(Collected data)
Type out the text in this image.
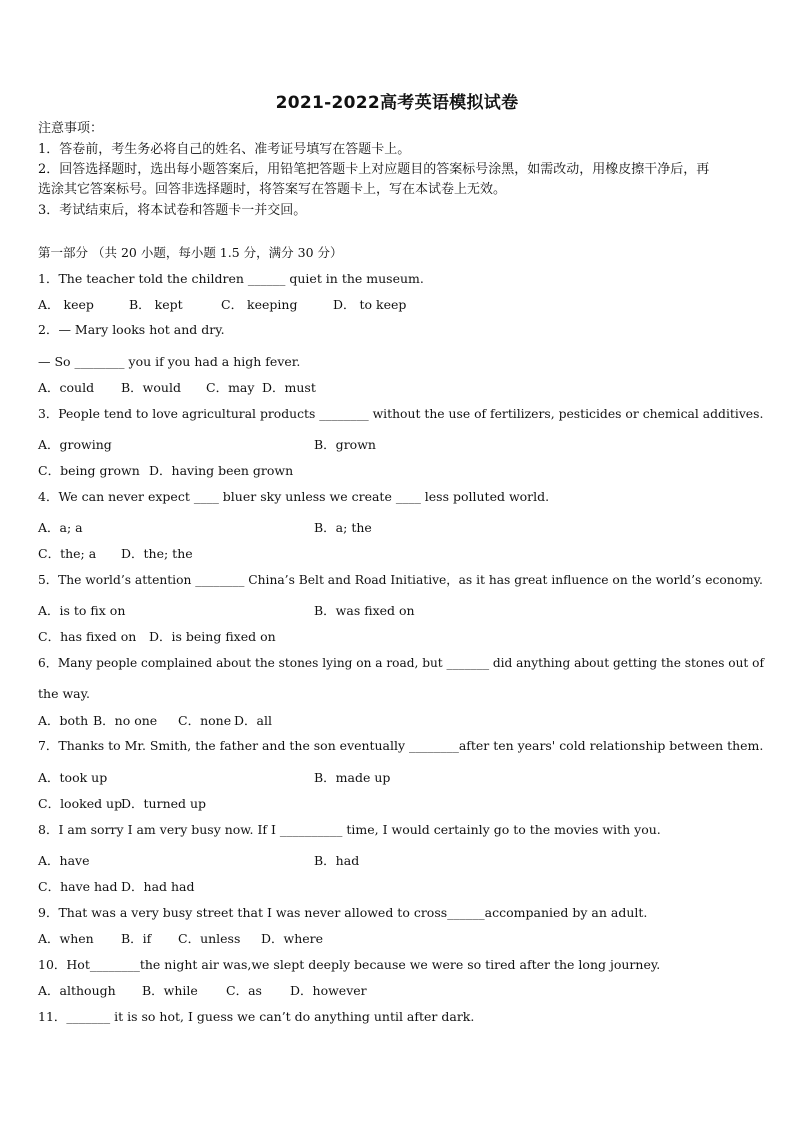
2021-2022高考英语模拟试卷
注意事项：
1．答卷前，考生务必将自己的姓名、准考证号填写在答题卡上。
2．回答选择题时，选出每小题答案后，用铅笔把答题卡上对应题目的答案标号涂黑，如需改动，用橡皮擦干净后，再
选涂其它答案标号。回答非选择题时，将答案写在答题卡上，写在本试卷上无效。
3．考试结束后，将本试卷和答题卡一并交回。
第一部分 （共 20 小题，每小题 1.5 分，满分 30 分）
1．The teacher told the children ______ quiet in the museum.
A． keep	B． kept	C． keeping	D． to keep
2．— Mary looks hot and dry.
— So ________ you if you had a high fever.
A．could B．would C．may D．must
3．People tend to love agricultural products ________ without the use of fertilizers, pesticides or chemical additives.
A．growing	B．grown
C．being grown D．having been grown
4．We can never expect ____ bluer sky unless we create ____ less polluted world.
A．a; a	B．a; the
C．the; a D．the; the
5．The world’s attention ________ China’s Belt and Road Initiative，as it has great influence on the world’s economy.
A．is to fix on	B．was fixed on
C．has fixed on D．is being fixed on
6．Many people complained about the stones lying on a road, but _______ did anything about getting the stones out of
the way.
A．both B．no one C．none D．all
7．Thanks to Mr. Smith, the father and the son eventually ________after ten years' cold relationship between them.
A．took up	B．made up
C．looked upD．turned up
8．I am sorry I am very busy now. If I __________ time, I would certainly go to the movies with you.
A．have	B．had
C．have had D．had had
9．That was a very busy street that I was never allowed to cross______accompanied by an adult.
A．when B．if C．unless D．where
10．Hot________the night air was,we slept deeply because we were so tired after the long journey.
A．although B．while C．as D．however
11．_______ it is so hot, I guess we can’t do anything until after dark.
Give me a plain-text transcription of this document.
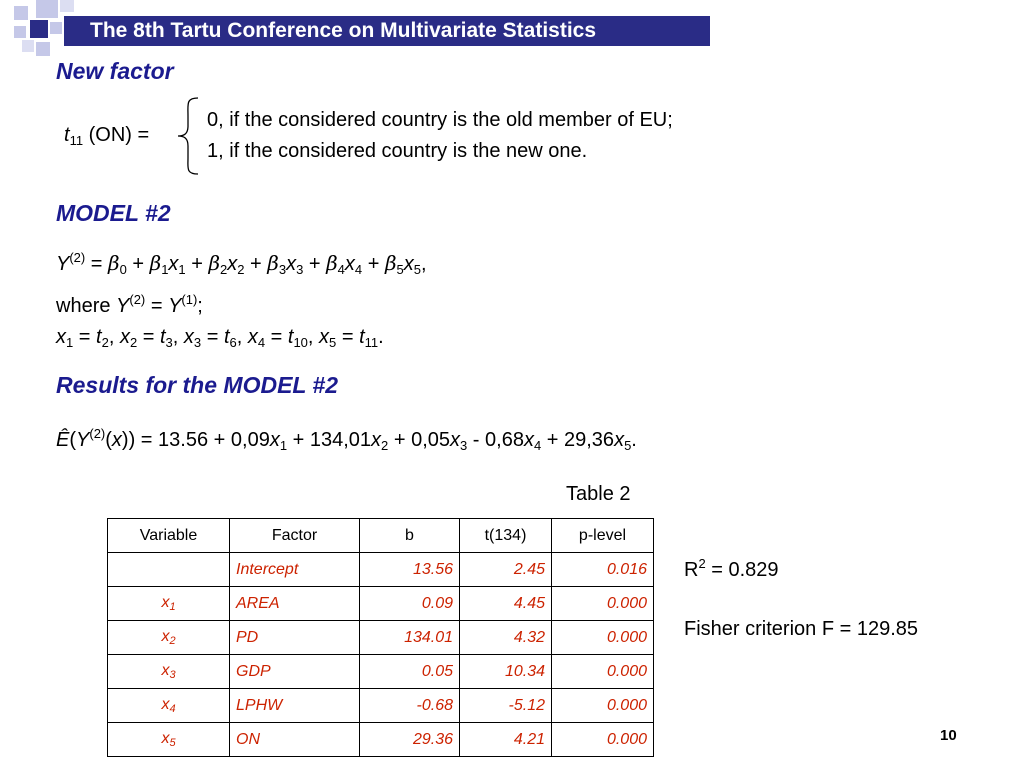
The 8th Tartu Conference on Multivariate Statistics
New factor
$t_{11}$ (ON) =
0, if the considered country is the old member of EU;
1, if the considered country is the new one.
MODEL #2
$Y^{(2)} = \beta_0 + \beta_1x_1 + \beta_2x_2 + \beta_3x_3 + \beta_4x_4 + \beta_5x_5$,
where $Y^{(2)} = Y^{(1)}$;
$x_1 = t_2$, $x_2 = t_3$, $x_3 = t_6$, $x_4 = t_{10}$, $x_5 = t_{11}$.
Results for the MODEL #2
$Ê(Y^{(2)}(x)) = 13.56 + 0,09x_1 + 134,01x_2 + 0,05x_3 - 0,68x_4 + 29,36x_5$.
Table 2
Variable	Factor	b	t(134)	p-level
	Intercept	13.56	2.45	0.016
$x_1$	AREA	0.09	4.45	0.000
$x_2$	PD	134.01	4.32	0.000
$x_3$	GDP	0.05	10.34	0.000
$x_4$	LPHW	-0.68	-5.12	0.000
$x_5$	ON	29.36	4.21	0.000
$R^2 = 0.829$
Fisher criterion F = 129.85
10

* [DESCRIPTION OF THE TASK]
Without the pictures, output the full listing exactly as it stands.

* [FULL OUTPUT]
Type out the text in this image.
2021-2022高考英语模拟试卷
注意事项：
1．答卷前，考生务必将自己的姓名、准考证号填写在答题卡上。
2．回答选择题时，选出每小题答案后，用铅笔把答题卡上对应题目的答案标号涂黑，如需改动，用橡皮擦干净后，再
选涂其它答案标号。回答非选择题时，将答案写在答题卡上，写在本试卷上无效。
3．考试结束后，将本试卷和答题卡一并交回。
第一部分 （共 20 小题，每小题 1.5 分，满分 30 分）
1．The teacher told the children ______ quiet in the museum.
A． keep	B． kept	C． keeping	D． to keep
2．— Mary looks hot and dry.
— So ________ you if you had a high fever.
A．could B．would C．may D．must
3．People tend to love agricultural products ________ without the use of fertilizers, pesticides or chemical additives.
A．growing	B．grown
C．being grown D．having been grown
4．We can never expect ____ bluer sky unless we create ____ less polluted world.
A．a; a	B．a; the
C．the; a D．the; the
5．The world’s attention ________ China’s Belt and Road Initiative，as it has great influence on the world’s economy.
A．is to fix on	B．was fixed on
C．has fixed on D．is being fixed on
6．Many people complained about the stones lying on a road, but _______ did anything about getting the stones out of
the way.
A．both B．no one C．none D．all
7．Thanks to Mr. Smith, the father and the son eventually ________after ten years' cold relationship between them.
A．took up	B．made up
C．looked upD．turned up
8．I am sorry I am very busy now. If I __________ time, I would certainly go to the movies with you.
A．have	B．had
C．have had D．had had
9．That was a very busy street that I was never allowed to cross______accompanied by an adult.
A．when B．if C．unless D．where
10．Hot________the night air was,we slept deeply because we were so tired after the long journey.
A．although B．while C．as D．however
11．_______ it is so hot, I guess we can’t do anything until after dark.
Give me a plain-text transcription of this document.
The 8th Tartu Conference on Multivariate Statistics
New factor
$t_{11}$ (ON) =
0, if the considered country is the old member of EU;
1, if the considered country is the new one.
MODEL #2
$Y^{(2)} = \beta_0 + \beta_1x_1 + \beta_2x_2 + \beta_3x_3 + \beta_4x_4 + \beta_5x_5$,
where $Y^{(2)} = Y^{(1)}$;
$x_1 = t_2$, $x_2 = t_3$, $x_3 = t_6$, $x_4 = t_{10}$, $x_5 = t_{11}$.
Results for the MODEL #2
$Ê(Y^{(2)}(x)) = 13.56 + 0,09x_1 + 134,01x_2 + 0,05x_3 - 0,68x_4 + 29,36x_5$.
Table 2
Variable	Factor	b	t(134)	p-level
	Intercept	13.56	2.45	0.016
$x_1$	AREA	0.09	4.45	0.000
$x_2$	PD	134.01	4.32	0.000
$x_3$	GDP	0.05	10.34	0.000
$x_4$	LPHW	-0.68	-5.12	0.000
$x_5$	ON	29.36	4.21	0.000
$R^2 = 0.829$
Fisher criterion F = 129.85
10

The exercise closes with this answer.